===== RECORDS SUPPLIED
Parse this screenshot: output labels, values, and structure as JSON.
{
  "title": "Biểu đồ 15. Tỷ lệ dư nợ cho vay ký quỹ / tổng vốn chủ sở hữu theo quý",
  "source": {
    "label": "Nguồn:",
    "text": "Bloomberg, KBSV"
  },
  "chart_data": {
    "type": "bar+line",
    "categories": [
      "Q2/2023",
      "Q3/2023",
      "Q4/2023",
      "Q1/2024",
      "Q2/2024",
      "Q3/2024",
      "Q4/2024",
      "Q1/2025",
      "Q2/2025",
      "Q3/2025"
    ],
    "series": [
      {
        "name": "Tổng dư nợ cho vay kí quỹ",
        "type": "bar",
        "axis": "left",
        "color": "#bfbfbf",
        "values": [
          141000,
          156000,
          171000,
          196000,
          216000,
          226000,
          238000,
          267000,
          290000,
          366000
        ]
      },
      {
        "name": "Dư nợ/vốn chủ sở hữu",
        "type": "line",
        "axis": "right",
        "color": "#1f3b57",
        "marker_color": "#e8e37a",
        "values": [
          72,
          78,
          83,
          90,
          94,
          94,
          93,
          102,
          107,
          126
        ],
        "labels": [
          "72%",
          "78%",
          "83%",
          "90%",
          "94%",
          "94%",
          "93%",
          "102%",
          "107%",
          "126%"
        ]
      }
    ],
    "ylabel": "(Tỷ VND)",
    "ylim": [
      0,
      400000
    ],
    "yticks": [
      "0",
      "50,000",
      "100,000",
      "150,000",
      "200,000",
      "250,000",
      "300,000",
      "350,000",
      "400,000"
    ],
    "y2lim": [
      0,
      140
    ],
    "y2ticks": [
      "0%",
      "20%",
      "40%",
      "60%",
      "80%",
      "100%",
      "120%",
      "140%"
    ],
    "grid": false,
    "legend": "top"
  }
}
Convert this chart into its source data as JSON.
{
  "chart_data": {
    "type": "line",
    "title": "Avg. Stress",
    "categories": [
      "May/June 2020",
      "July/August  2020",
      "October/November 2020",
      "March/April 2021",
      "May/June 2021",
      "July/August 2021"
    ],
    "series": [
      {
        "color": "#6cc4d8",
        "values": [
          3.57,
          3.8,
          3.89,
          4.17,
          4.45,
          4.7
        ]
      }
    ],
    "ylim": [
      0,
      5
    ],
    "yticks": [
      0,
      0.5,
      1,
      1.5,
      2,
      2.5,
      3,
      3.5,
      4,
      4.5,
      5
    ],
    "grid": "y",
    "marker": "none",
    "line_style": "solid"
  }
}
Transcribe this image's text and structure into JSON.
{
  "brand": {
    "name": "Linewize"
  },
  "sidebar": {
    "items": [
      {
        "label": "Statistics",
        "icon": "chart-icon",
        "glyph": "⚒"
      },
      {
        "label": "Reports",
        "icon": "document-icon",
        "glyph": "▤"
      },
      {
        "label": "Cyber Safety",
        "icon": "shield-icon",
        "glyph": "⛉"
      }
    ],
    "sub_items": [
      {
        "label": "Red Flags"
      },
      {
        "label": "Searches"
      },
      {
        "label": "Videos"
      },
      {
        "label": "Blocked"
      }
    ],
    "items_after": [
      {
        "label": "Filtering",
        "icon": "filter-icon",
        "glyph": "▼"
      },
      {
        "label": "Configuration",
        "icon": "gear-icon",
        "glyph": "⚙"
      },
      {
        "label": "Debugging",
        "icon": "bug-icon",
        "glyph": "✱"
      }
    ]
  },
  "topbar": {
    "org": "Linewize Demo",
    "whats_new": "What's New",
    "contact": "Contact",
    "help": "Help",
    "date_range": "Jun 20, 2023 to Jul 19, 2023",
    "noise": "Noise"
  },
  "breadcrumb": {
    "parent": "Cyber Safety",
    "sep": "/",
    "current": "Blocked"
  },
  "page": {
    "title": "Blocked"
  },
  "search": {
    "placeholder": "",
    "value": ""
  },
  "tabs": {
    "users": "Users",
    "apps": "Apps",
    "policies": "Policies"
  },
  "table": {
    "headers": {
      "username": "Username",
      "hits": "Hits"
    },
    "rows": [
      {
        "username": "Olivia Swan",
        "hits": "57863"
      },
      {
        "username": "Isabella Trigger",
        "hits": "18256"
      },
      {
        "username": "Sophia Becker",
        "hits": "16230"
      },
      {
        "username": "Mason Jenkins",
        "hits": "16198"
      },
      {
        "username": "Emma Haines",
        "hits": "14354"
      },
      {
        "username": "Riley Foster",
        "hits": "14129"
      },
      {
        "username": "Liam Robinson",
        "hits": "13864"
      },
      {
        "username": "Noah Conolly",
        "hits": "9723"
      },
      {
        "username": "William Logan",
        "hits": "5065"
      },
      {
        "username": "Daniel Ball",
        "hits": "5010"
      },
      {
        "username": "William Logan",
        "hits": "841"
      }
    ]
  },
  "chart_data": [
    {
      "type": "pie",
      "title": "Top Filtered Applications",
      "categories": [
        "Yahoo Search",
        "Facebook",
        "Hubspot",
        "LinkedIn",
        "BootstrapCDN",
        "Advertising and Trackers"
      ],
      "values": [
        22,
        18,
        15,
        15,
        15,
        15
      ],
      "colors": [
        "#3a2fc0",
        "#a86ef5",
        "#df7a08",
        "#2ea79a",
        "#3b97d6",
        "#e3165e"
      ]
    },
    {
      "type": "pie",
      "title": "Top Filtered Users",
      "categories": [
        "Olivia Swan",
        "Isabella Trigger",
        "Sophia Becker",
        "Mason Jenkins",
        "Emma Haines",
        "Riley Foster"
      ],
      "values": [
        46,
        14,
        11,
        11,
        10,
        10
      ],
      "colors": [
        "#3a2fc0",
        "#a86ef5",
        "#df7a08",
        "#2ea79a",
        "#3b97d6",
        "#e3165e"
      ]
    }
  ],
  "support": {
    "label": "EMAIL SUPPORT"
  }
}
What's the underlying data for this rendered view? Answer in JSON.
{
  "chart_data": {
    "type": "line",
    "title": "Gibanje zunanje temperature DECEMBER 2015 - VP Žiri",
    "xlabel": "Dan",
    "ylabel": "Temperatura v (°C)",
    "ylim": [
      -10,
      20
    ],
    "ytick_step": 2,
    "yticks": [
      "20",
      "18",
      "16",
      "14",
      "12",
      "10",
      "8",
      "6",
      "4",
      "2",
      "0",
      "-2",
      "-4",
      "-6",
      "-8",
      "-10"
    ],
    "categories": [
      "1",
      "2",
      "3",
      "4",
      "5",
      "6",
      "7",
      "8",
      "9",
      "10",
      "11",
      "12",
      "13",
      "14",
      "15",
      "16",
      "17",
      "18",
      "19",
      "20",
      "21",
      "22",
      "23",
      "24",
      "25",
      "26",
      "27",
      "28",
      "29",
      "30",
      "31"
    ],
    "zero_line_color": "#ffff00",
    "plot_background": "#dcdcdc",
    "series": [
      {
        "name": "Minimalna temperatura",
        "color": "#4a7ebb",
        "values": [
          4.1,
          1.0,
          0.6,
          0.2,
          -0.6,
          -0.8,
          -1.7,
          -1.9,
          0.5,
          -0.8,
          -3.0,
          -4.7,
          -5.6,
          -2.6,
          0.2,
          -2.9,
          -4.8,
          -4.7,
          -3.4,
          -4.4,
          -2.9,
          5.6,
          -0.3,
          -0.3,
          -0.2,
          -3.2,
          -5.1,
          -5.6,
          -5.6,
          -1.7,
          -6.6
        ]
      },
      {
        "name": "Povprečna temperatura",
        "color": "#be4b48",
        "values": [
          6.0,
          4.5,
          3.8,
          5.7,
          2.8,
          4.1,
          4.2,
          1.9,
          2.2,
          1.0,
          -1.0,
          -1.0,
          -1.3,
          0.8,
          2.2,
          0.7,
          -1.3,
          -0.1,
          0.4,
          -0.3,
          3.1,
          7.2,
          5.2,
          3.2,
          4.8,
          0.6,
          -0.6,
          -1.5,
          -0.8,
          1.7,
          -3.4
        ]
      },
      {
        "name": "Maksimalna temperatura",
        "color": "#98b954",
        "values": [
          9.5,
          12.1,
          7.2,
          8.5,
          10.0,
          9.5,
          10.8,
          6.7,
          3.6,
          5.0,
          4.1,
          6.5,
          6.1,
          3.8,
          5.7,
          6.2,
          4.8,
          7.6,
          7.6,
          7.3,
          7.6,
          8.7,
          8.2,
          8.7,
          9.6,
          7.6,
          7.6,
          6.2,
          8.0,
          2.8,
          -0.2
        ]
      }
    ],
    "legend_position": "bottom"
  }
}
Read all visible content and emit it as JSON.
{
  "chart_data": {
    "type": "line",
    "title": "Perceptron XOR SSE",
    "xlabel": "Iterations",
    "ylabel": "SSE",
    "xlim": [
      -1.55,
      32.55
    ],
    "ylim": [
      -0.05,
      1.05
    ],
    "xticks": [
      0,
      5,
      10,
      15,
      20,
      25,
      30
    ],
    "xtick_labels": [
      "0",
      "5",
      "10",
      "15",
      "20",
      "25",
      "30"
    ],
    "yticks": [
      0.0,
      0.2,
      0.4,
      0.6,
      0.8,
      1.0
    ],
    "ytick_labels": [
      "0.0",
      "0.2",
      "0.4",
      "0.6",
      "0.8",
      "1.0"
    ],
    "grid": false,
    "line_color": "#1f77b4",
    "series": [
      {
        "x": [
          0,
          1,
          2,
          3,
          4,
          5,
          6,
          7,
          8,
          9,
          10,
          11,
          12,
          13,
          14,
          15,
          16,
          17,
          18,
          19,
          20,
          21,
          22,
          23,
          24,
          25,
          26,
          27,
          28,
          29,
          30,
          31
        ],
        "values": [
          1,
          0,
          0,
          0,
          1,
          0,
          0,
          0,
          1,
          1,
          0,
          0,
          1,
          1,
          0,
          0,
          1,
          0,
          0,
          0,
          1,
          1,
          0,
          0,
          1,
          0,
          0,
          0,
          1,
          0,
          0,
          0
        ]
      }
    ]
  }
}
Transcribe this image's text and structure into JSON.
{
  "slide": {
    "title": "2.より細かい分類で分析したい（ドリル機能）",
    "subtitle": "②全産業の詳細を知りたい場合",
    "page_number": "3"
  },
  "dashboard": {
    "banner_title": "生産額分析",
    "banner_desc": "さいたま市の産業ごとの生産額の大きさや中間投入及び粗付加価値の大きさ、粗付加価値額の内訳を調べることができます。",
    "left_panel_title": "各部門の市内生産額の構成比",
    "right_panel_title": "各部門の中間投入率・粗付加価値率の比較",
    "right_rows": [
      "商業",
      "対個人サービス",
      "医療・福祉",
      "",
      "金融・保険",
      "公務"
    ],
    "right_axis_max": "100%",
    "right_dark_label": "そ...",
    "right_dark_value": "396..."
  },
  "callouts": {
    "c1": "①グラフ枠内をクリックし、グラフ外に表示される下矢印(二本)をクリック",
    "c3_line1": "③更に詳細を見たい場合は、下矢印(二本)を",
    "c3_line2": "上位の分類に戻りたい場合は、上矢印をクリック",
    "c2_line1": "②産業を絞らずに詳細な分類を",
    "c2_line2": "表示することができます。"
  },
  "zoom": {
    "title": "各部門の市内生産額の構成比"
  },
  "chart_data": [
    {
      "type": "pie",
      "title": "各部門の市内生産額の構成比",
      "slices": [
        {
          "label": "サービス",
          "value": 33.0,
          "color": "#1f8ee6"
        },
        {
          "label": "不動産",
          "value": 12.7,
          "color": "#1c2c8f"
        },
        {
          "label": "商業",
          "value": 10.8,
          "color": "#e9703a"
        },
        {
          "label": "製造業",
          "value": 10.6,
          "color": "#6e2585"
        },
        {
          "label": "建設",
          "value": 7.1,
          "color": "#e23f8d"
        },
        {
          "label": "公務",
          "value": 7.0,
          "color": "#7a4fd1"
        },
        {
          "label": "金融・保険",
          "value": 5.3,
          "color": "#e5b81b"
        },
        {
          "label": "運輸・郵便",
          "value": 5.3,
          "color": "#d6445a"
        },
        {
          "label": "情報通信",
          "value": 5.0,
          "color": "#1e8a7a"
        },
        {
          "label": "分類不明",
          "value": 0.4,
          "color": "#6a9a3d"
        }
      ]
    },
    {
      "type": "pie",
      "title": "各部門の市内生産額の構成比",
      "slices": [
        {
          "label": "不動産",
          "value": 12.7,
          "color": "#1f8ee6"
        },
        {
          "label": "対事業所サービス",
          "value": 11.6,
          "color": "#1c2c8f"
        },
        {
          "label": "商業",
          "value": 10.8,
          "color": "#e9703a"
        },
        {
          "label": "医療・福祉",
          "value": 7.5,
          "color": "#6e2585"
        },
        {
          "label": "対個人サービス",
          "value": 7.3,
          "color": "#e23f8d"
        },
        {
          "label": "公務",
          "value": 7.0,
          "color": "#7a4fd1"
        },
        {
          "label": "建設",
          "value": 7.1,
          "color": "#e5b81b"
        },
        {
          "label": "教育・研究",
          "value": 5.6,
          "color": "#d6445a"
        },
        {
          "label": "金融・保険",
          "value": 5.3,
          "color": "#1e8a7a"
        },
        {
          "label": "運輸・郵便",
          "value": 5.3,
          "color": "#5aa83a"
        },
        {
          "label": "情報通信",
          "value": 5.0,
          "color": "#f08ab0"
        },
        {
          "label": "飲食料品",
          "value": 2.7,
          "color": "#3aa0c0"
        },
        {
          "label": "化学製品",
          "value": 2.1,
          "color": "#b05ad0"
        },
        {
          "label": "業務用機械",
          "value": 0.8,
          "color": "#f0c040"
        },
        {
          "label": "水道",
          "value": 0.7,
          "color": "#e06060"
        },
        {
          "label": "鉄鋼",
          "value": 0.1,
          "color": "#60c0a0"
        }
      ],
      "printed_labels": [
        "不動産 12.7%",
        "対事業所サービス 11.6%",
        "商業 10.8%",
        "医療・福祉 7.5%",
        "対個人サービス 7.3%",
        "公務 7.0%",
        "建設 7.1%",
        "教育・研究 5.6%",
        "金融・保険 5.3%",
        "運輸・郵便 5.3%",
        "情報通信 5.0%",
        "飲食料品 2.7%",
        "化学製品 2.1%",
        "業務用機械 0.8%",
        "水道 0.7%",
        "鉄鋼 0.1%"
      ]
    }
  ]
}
==========
Which lines hold the string "Filtered"? Copy all of them from the data above.

- [EXERCISE ANSWER]
      "title": "Top Filtered Applications",
      "title": "Top Filtered Users",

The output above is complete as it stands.